▸ **Exercise prompt**:
Write out the material again word for word, dropping any images it holds.

▸ **Figure record listings**:
* begin *

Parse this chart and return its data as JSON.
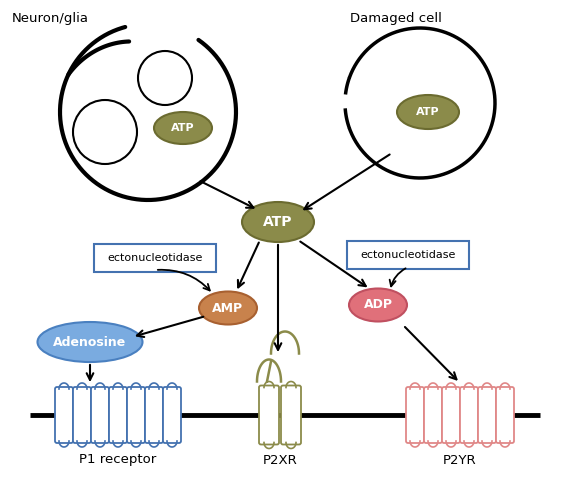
{
  "neuron_glia_label": "Neuron/glia",
  "damaged_cell_label": "Damaged cell",
  "atp_label": "ATP",
  "amp_label": "AMP",
  "adp_label": "ADP",
  "adenosine_label": "Adenosine",
  "ectonucleotidase_label": "ectonucleotidase",
  "p1_label": "P1 receptor",
  "p2xr_label": "P2XR",
  "p2yr_label": "P2YR",
  "atp_fill": "#8b8b4a",
  "atp_edge": "#6b6b30",
  "amp_fill": "#c8824c",
  "amp_edge": "#a86030",
  "adp_fill": "#e0707a",
  "adp_edge": "#c05060",
  "adenosine_fill": "#7aabe0",
  "adenosine_edge": "#4a80c0",
  "p1_color": "#4472b0",
  "p2xr_color": "#8b8b4a",
  "p2yr_color": "#e08888",
  "ectobox_edge": "#4472b0",
  "background": "#ffffff"
}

* end *

▸ **Answer to the task**:
Parse this chart and return its data as JSON.
{
  "neuron_glia_label": "Neuron/glia",
  "damaged_cell_label": "Damaged cell",
  "atp_label": "ATP",
  "amp_label": "AMP",
  "adp_label": "ADP",
  "adenosine_label": "Adenosine",
  "ectonucleotidase_label": "ectonucleotidase",
  "p1_label": "P1 receptor",
  "p2xr_label": "P2XR",
  "p2yr_label": "P2YR",
  "atp_fill": "#8b8b4a",
  "atp_edge": "#6b6b30",
  "amp_fill": "#c8824c",
  "amp_edge": "#a86030",
  "adp_fill": "#e0707a",
  "adp_edge": "#c05060",
  "adenosine_fill": "#7aabe0",
  "adenosine_edge": "#4a80c0",
  "p1_color": "#4472b0",
  "p2xr_color": "#8b8b4a",
  "p2yr_color": "#e08888",
  "ectobox_edge": "#4472b0",
  "background": "#ffffff"
}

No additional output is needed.